The task
The entries need to be copied exactly.

....................

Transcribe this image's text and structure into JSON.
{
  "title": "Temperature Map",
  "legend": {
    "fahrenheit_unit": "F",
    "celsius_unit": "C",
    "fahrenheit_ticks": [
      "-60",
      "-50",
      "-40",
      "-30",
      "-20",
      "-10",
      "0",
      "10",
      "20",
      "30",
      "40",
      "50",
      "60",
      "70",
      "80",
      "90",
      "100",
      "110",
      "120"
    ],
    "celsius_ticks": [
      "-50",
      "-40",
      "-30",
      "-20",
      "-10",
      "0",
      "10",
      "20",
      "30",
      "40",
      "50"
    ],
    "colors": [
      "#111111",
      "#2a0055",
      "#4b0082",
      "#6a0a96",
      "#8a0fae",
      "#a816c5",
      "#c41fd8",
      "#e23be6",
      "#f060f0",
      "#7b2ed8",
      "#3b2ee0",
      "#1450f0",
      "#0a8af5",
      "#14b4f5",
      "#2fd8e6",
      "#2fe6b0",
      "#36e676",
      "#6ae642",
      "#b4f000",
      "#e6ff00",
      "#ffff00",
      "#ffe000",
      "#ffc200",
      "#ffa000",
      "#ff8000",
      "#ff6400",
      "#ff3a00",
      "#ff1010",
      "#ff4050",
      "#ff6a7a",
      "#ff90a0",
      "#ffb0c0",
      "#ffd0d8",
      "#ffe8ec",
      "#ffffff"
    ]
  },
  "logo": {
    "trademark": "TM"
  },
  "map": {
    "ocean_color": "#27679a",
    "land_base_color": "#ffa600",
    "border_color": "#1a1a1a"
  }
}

....................

Worked solution
Transcribe this image's text and structure into JSON.
{
  "title": "Temperature Map",
  "legend": {
    "fahrenheit_unit": "F",
    "celsius_unit": "C",
    "fahrenheit_ticks": [
      "-60",
      "-50",
      "-40",
      "-30",
      "-20",
      "-10",
      "0",
      "10",
      "20",
      "30",
      "40",
      "50",
      "60",
      "70",
      "80",
      "90",
      "100",
      "110",
      "120"
    ],
    "celsius_ticks": [
      "-50",
      "-40",
      "-30",
      "-20",
      "-10",
      "0",
      "10",
      "20",
      "30",
      "40",
      "50"
    ],
    "colors": [
      "#111111",
      "#2a0055",
      "#4b0082",
      "#6a0a96",
      "#8a0fae",
      "#a816c5",
      "#c41fd8",
      "#e23be6",
      "#f060f0",
      "#7b2ed8",
      "#3b2ee0",
      "#1450f0",
      "#0a8af5",
      "#14b4f5",
      "#2fd8e6",
      "#2fe6b0",
      "#36e676",
      "#6ae642",
      "#b4f000",
      "#e6ff00",
      "#ffff00",
      "#ffe000",
      "#ffc200",
      "#ffa000",
      "#ff8000",
      "#ff6400",
      "#ff3a00",
      "#ff1010",
      "#ff4050",
      "#ff6a7a",
      "#ff90a0",
      "#ffb0c0",
      "#ffd0d8",
      "#ffe8ec",
      "#ffffff"
    ]
  },
  "logo": {
    "trademark": "TM"
  },
  "map": {
    "ocean_color": "#27679a",
    "land_base_color": "#ffa600",
    "border_color": "#1a1a1a"
  }
}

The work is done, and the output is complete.